YOUR OBJECTIVE: Repeat each line of the material below exactly as it appears, minus any pictures.

[Data entries for graphics]

====

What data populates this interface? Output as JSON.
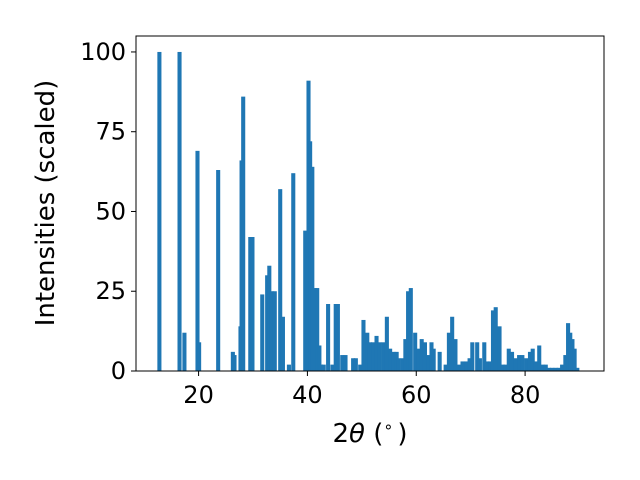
{
  "chart_data": {
    "type": "bar",
    "xlabel_main": "2",
    "xlabel_theta": "θ",
    "xlabel_unit": " (",
    "xlabel_deg": "∘",
    "xlabel_close": ")",
    "ylabel": "Intensities (scaled)",
    "xlim": [
      8.5,
      94.5
    ],
    "ylim": [
      0,
      105
    ],
    "xticks": [
      20,
      40,
      60,
      80
    ],
    "yticks": [
      0,
      25,
      50,
      75,
      100
    ],
    "bar_width": 0.75,
    "color": "#1f77b4",
    "x": [
      12.8,
      16.5,
      17.4,
      19.8,
      20.1,
      23.6,
      26.3,
      26.6,
      27.7,
      27.9,
      28.2,
      29.5,
      29.9,
      31.7,
      32.6,
      33.0,
      33.4,
      34.0,
      35.0,
      35.5,
      36.6,
      37.4,
      39.6,
      40.2,
      40.5,
      40.9,
      41.4,
      41.8,
      42.2,
      42.5,
      43.0,
      43.8,
      44.6,
      45.2,
      45.6,
      46.4,
      47.0,
      48.4,
      48.9,
      49.7,
      50.3,
      51.0,
      51.5,
      52.1,
      52.7,
      53.3,
      54.0,
      54.6,
      55.2,
      55.8,
      56.4,
      56.8,
      57.5,
      58.0,
      58.5,
      59.0,
      59.8,
      60.5,
      61.0,
      61.6,
      62.3,
      62.8,
      63.2,
      64.3,
      65.4,
      66.0,
      66.6,
      67.2,
      67.8,
      68.5,
      69.2,
      69.8,
      70.3,
      71.2,
      71.7,
      72.5,
      73.0,
      73.6,
      74.1,
      74.6,
      75.3,
      75.9,
      76.4,
      77.0,
      77.6,
      78.3,
      78.9,
      79.5,
      80.2,
      80.9,
      81.4,
      82.0,
      82.6,
      83.2,
      83.8,
      84.4,
      85.0,
      85.6,
      86.2,
      86.8,
      87.4,
      87.9,
      88.3,
      88.7,
      89.1,
      89.6
    ],
    "values": [
      100,
      100,
      12,
      69,
      9,
      63,
      6,
      5,
      14,
      66,
      86,
      42,
      42,
      24,
      30,
      33,
      25,
      25,
      57,
      17,
      2,
      62,
      44,
      91,
      72,
      64,
      26,
      26,
      8,
      2,
      2,
      21,
      2,
      21,
      21,
      5,
      5,
      4,
      4,
      2,
      16,
      12,
      9,
      9,
      11,
      9,
      9,
      17,
      7,
      6,
      6,
      4,
      4,
      10,
      25,
      26,
      12,
      7,
      10,
      9,
      5,
      9,
      7,
      6,
      2,
      12,
      17,
      10,
      2,
      3,
      3,
      4,
      9,
      9,
      4,
      9,
      3,
      3,
      19,
      20,
      14,
      2,
      2,
      7,
      6,
      4,
      5,
      5,
      4,
      6,
      7,
      3,
      8,
      2,
      2,
      1,
      1,
      1,
      1,
      2,
      5,
      15,
      12,
      10,
      7,
      1
    ]
  }
}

====

RESULT:
What data populates this interface? Output as JSON.
{
  "chart_data": {
    "type": "bar",
    "xlabel_main": "2",
    "xlabel_theta": "θ",
    "xlabel_unit": " (",
    "xlabel_deg": "∘",
    "xlabel_close": ")",
    "ylabel": "Intensities (scaled)",
    "xlim": [
      8.5,
      94.5
    ],
    "ylim": [
      0,
      105
    ],
    "xticks": [
      20,
      40,
      60,
      80
    ],
    "yticks": [
      0,
      25,
      50,
      75,
      100
    ],
    "bar_width": 0.75,
    "color": "#1f77b4",
    "x": [
      12.8,
      16.5,
      17.4,
      19.8,
      20.1,
      23.6,
      26.3,
      26.6,
      27.7,
      27.9,
      28.2,
      29.5,
      29.9,
      31.7,
      32.6,
      33.0,
      33.4,
      34.0,
      35.0,
      35.5,
      36.6,
      37.4,
      39.6,
      40.2,
      40.5,
      40.9,
      41.4,
      41.8,
      42.2,
      42.5,
      43.0,
      43.8,
      44.6,
      45.2,
      45.6,
      46.4,
      47.0,
      48.4,
      48.9,
      49.7,
      50.3,
      51.0,
      51.5,
      52.1,
      52.7,
      53.3,
      54.0,
      54.6,
      55.2,
      55.8,
      56.4,
      56.8,
      57.5,
      58.0,
      58.5,
      59.0,
      59.8,
      60.5,
      61.0,
      61.6,
      62.3,
      62.8,
      63.2,
      64.3,
      65.4,
      66.0,
      66.6,
      67.2,
      67.8,
      68.5,
      69.2,
      69.8,
      70.3,
      71.2,
      71.7,
      72.5,
      73.0,
      73.6,
      74.1,
      74.6,
      75.3,
      75.9,
      76.4,
      77.0,
      77.6,
      78.3,
      78.9,
      79.5,
      80.2,
      80.9,
      81.4,
      82.0,
      82.6,
      83.2,
      83.8,
      84.4,
      85.0,
      85.6,
      86.2,
      86.8,
      87.4,
      87.9,
      88.3,
      88.7,
      89.1,
      89.6
    ],
    "values": [
      100,
      100,
      12,
      69,
      9,
      63,
      6,
      5,
      14,
      66,
      86,
      42,
      42,
      24,
      30,
      33,
      25,
      25,
      57,
      17,
      2,
      62,
      44,
      91,
      72,
      64,
      26,
      26,
      8,
      2,
      2,
      21,
      2,
      21,
      21,
      5,
      5,
      4,
      4,
      2,
      16,
      12,
      9,
      9,
      11,
      9,
      9,
      17,
      7,
      6,
      6,
      4,
      4,
      10,
      25,
      26,
      12,
      7,
      10,
      9,
      5,
      9,
      7,
      6,
      2,
      12,
      17,
      10,
      2,
      3,
      3,
      4,
      9,
      9,
      4,
      9,
      3,
      3,
      19,
      20,
      14,
      2,
      2,
      7,
      6,
      4,
      5,
      5,
      4,
      6,
      7,
      3,
      8,
      2,
      2,
      1,
      1,
      1,
      1,
      2,
      5,
      15,
      12,
      10,
      7,
      1
    ]
  }
}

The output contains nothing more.